■ INPUT DATA:
▼

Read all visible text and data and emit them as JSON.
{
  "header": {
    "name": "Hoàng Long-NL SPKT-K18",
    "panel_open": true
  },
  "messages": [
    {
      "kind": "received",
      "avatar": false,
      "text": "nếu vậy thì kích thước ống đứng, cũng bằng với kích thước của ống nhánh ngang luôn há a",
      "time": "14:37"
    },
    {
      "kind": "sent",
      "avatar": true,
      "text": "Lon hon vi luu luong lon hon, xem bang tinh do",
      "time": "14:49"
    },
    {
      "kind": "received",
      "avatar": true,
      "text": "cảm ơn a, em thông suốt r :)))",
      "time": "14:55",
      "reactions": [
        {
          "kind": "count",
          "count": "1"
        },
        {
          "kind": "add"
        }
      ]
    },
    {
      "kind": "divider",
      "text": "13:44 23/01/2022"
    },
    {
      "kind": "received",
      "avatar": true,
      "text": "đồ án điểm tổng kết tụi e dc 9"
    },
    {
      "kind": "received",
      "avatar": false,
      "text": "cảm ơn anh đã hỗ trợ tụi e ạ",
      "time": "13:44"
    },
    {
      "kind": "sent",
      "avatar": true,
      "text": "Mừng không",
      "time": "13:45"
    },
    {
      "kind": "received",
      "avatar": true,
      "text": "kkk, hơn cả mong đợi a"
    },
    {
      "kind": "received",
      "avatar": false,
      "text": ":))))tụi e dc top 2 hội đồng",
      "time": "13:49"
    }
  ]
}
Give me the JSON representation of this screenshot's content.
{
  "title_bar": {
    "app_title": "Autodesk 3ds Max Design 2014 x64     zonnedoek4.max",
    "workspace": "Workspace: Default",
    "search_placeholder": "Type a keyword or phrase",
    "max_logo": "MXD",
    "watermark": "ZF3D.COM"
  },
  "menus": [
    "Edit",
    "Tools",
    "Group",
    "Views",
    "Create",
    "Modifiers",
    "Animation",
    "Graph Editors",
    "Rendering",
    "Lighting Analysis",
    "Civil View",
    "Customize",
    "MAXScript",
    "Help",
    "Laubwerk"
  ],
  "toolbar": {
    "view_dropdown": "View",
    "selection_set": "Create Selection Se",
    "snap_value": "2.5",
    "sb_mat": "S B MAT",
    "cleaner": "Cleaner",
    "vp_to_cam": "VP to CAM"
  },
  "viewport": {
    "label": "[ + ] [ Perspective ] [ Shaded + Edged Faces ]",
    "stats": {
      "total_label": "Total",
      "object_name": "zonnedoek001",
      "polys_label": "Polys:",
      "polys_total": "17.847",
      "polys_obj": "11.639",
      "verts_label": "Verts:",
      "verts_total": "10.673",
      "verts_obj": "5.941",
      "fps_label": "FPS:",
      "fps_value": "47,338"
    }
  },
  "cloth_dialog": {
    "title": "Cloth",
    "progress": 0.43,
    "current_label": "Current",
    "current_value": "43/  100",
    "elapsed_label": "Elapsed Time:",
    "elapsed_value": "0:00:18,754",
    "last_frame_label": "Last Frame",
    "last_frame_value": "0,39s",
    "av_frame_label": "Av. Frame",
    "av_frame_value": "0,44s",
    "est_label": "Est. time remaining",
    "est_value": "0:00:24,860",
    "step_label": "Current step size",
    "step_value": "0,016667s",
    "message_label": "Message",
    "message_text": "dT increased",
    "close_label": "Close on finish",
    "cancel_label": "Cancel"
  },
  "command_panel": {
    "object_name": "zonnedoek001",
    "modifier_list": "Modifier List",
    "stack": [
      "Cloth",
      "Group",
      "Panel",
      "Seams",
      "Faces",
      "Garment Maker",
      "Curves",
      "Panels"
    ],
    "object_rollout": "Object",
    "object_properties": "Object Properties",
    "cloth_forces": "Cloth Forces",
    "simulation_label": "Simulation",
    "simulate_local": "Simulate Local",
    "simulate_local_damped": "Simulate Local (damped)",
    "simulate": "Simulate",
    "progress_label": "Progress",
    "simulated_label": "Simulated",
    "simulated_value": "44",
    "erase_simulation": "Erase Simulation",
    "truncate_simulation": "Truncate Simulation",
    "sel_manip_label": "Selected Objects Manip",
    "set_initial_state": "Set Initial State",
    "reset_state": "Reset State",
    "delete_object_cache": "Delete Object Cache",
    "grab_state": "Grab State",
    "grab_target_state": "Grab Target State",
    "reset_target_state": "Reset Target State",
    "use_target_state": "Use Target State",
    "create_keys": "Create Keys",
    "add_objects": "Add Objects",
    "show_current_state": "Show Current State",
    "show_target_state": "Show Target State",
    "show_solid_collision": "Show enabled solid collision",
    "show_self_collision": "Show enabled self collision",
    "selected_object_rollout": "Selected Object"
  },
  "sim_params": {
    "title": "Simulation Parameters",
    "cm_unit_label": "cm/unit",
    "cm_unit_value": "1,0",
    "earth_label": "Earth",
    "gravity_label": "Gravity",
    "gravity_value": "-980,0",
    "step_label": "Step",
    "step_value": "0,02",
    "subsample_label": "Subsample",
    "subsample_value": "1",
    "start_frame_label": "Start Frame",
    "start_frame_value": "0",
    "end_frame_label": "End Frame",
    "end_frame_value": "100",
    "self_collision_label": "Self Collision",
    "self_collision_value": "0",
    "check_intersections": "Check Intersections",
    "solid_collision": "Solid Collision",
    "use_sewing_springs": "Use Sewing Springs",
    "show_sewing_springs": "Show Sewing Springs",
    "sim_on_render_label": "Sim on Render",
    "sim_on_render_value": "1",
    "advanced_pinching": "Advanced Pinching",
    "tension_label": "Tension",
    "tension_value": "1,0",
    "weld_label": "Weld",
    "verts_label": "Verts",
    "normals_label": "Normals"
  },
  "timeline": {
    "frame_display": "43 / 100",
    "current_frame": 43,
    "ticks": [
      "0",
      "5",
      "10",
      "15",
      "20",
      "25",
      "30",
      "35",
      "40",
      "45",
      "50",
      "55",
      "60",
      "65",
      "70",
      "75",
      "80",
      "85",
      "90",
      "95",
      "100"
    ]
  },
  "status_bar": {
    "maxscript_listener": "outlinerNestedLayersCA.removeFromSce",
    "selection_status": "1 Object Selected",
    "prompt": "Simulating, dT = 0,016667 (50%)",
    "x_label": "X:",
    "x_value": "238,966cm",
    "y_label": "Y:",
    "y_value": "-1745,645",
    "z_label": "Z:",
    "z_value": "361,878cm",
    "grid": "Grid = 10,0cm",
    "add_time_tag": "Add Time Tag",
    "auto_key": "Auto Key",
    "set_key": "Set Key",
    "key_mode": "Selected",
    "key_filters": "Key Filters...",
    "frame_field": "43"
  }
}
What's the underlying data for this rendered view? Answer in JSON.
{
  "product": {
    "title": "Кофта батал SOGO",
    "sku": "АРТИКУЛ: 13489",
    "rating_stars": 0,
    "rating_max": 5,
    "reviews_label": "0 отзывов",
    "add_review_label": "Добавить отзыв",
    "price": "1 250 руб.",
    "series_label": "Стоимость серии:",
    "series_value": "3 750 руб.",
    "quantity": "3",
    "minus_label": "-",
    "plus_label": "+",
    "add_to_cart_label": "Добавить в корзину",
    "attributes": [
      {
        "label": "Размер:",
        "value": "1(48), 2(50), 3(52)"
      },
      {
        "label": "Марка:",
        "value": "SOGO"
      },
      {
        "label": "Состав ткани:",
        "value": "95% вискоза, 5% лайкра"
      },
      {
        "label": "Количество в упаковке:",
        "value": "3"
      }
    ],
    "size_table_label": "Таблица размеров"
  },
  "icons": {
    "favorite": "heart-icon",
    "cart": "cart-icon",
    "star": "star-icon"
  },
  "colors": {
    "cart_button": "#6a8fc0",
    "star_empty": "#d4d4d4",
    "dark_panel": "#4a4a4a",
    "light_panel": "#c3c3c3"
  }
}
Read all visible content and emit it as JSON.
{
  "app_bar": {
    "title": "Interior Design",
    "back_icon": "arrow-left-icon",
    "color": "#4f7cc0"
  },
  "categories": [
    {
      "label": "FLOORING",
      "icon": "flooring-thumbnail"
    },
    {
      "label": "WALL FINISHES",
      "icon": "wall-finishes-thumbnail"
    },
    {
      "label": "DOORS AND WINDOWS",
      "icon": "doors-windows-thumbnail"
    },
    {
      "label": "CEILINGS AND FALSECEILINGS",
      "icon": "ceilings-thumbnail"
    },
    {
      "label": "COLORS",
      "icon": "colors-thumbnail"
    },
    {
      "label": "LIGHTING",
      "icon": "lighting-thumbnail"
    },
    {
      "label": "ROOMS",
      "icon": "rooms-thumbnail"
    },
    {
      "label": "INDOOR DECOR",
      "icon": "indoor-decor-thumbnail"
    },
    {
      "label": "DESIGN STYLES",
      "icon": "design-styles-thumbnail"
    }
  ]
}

▲

■ DIRECTIONS FOR THIS TASK: Identify each line in the records above that contains the word "content", and copy it out in full.

■ EXERCISE SOLUTION:
Give me the JSON representation of this screenshot's content.
Read all visible content and emit it as JSON.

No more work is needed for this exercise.